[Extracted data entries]
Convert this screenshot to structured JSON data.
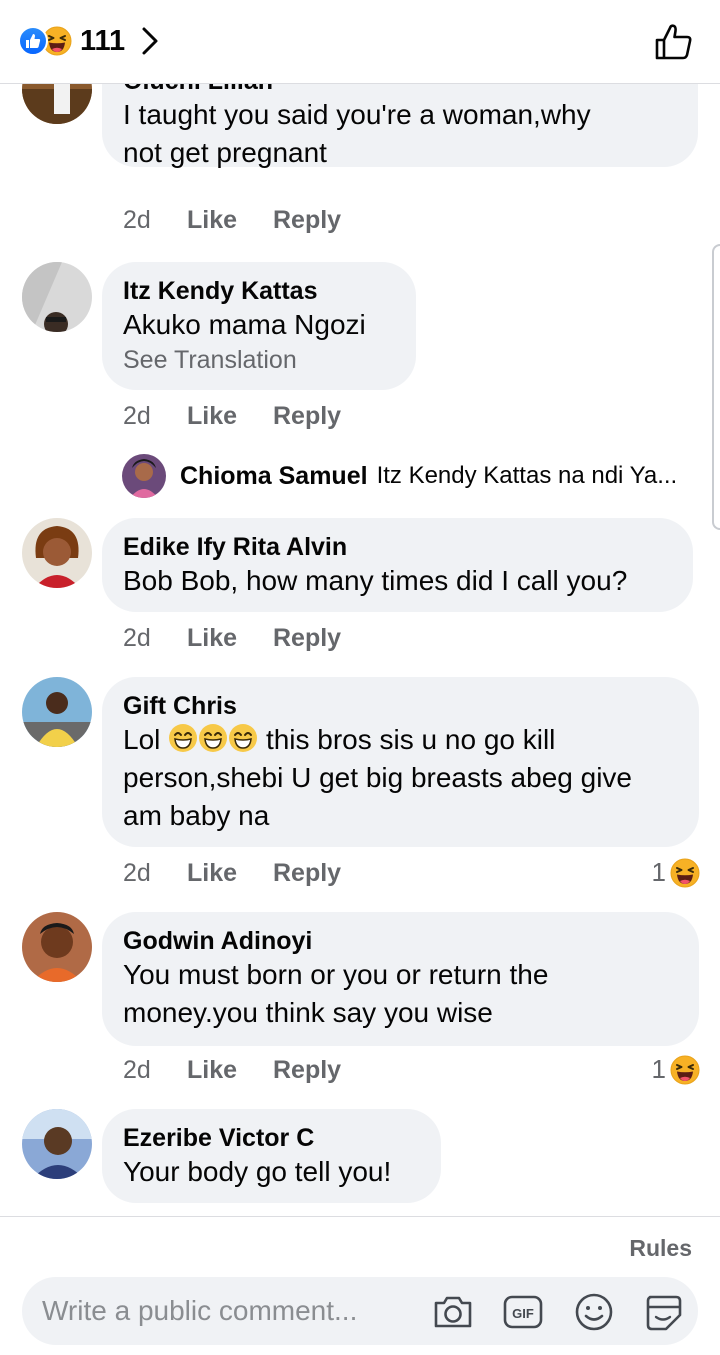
{
  "header": {
    "reaction_count": "111",
    "reaction_icons": [
      "like-icon",
      "haha-icon"
    ],
    "accent": "#0866ff"
  },
  "comments": [
    {
      "author": "Oluchi Lilian",
      "text_lines": [
        "I taught you said you're a woman,why",
        "not get pregnant"
      ],
      "time": "2d",
      "like": "Like",
      "reply": "Reply"
    },
    {
      "author": "Itz Kendy Kattas",
      "text_lines": [
        "Akuko mama Ngozi"
      ],
      "see_translation": "See Translation",
      "time": "2d",
      "like": "Like",
      "reply": "Reply",
      "reply_preview": {
        "author": "Chioma Samuel",
        "text": "Itz Kendy Kattas na ndi Ya..."
      }
    },
    {
      "author": "Edike Ify Rita Alvin",
      "text_lines": [
        "Bob Bob, how many times did I call you?"
      ],
      "time": "2d",
      "like": "Like",
      "reply": "Reply"
    },
    {
      "author": "Gift Chris",
      "text_lines": [
        "Lol",
        "this bros sis u no go kill",
        "person,shebi U get big breasts abeg give",
        "am baby na"
      ],
      "time": "2d",
      "like": "Like",
      "reply": "Reply",
      "reaction_count": "1"
    },
    {
      "author": "Godwin Adinoyi",
      "text_lines": [
        "You must born or you or return the",
        "money.you think say you wise"
      ],
      "time": "2d",
      "like": "Like",
      "reply": "Reply",
      "reaction_count": "1"
    },
    {
      "author": "Ezeribe Victor C",
      "text_lines": [
        "Your body go tell you!"
      ]
    }
  ],
  "footer": {
    "rules": "Rules",
    "placeholder": "Write a public comment..."
  }
}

TASK REQUIREMENTS:
Restate each entry word for word, please, but drop any images it holds.

RESULT FOR THIS TASK:
Convert this screenshot to structured JSON data.
{
  "header": {
    "reaction_count": "111",
    "reaction_icons": [
      "like-icon",
      "haha-icon"
    ],
    "accent": "#0866ff"
  },
  "comments": [
    {
      "author": "Oluchi Lilian",
      "text_lines": [
        "I taught you said you're a woman,why",
        "not get pregnant"
      ],
      "time": "2d",
      "like": "Like",
      "reply": "Reply"
    },
    {
      "author": "Itz Kendy Kattas",
      "text_lines": [
        "Akuko mama Ngozi"
      ],
      "see_translation": "See Translation",
      "time": "2d",
      "like": "Like",
      "reply": "Reply",
      "reply_preview": {
        "author": "Chioma Samuel",
        "text": "Itz Kendy Kattas na ndi Ya..."
      }
    },
    {
      "author": "Edike Ify Rita Alvin",
      "text_lines": [
        "Bob Bob, how many times did I call you?"
      ],
      "time": "2d",
      "like": "Like",
      "reply": "Reply"
    },
    {
      "author": "Gift Chris",
      "text_lines": [
        "Lol",
        "this bros sis u no go kill",
        "person,shebi U get big breasts abeg give",
        "am baby na"
      ],
      "time": "2d",
      "like": "Like",
      "reply": "Reply",
      "reaction_count": "1"
    },
    {
      "author": "Godwin Adinoyi",
      "text_lines": [
        "You must born or you or return the",
        "money.you think say you wise"
      ],
      "time": "2d",
      "like": "Like",
      "reply": "Reply",
      "reaction_count": "1"
    },
    {
      "author": "Ezeribe Victor C",
      "text_lines": [
        "Your body go tell you!"
      ]
    }
  ],
  "footer": {
    "rules": "Rules",
    "placeholder": "Write a public comment..."
  }
}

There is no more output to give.